==== Record extracts ====

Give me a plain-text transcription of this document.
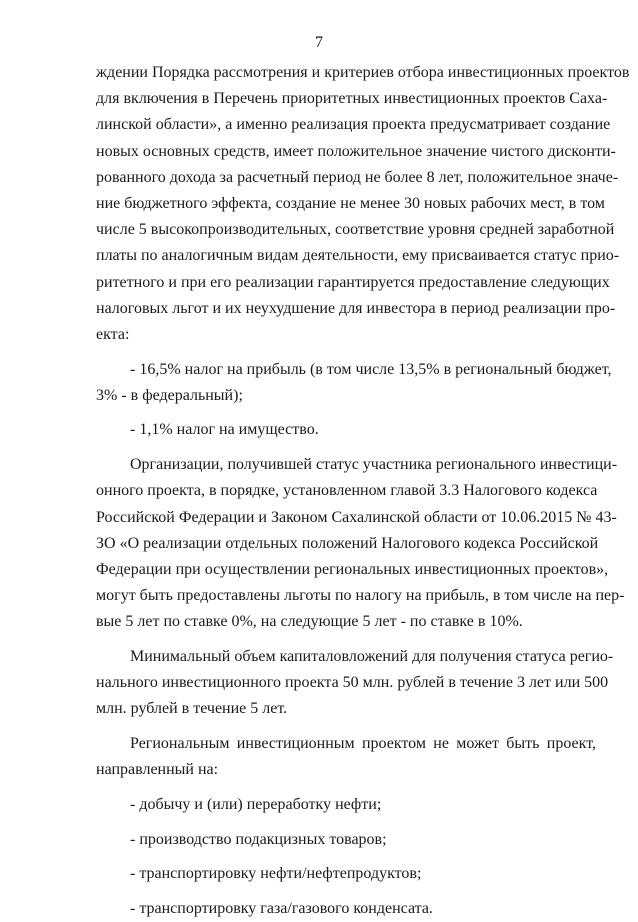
7
ждении Порядка рассмотрения и критериев отбора инвестиционных проектов
для включения в Перечень приоритетных инвестиционных проектов Саха-
линской области», а именно реализация проекта предусматривает создание
новых основных средств, имеет положительное значение чистого дисконти-
рованного дохода за расчетный период не более 8 лет, положительное значе-
ние бюджетного эффекта, создание не менее 30 новых рабочих мест, в том
числе 5 высокопроизводительных, соответствие уровня средней заработной
платы по аналогичным видам деятельности, ему присваивается статус прио-
ритетного и при его реализации гарантируется предоставление следующих
налоговых льгот и их неухудшение для инвестора в период реализации про-
екта:
- 16,5% налог на прибыль (в том числе 13,5% в региональный бюджет,
3% - в федеральный);
- 1,1% налог на имущество.
Организации, получившей статус участника регионального инвестици-
онного проекта, в порядке, установленном главой 3.3 Налогового кодекса
Российской Федерации и Законом Сахалинской области от 10.06.2015 № 43-
ЗО «О реализации отдельных положений Налогового кодекса Российской
Федерации при осуществлении региональных инвестиционных проектов»,
могут быть предоставлены льготы по налогу на прибыль, в том числе на пер-
вые 5 лет по ставке 0%, на следующие 5 лет - по ставке в 10%.
Минимальный объем капиталовложений для получения статуса регио-
нального инвестиционного проекта 50 млн. рублей в течение 3 лет или 500
млн. рублей в течение 5 лет.
Региональным инвестиционным проектом не может быть проект,
направленный на:
- добычу и (или) переработку нефти;
- производство подакцизных товаров;
- транспортировку нефти/нефтепродуктов;
- транспортировку газа/газового конденсата.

====

Task to complete: Pictures stay out of the copy; please restate every record above exactly.

Problem solution:
Give me a plain-text transcription of this document.
7
ждении Порядка рассмотрения и критериев отбора инвестиционных проектов
для включения в Перечень приоритетных инвестиционных проектов Саха-
линской области», а именно реализация проекта предусматривает создание
новых основных средств, имеет положительное значение чистого дисконти-
рованного дохода за расчетный период не более 8 лет, положительное значе-
ние бюджетного эффекта, создание не менее 30 новых рабочих мест, в том
числе 5 высокопроизводительных, соответствие уровня средней заработной
платы по аналогичным видам деятельности, ему присваивается статус прио-
ритетного и при его реализации гарантируется предоставление следующих
налоговых льгот и их неухудшение для инвестора в период реализации про-
екта:
- 16,5% налог на прибыль (в том числе 13,5% в региональный бюджет,
3% - в федеральный);
- 1,1% налог на имущество.
Организации, получившей статус участника регионального инвестици-
онного проекта, в порядке, установленном главой 3.3 Налогового кодекса
Российской Федерации и Законом Сахалинской области от 10.06.2015 № 43-
ЗО «О реализации отдельных положений Налогового кодекса Российской
Федерации при осуществлении региональных инвестиционных проектов»,
могут быть предоставлены льготы по налогу на прибыль, в том числе на пер-
вые 5 лет по ставке 0%, на следующие 5 лет - по ставке в 10%.
Минимальный объем капиталовложений для получения статуса регио-
нального инвестиционного проекта 50 млн. рублей в течение 3 лет или 500
млн. рублей в течение 5 лет.
Региональным инвестиционным проектом не может быть проект,
направленный на:
- добычу и (или) переработку нефти;
- производство подакцизных товаров;
- транспортировку нефти/нефтепродуктов;
- транспортировку газа/газового конденсата.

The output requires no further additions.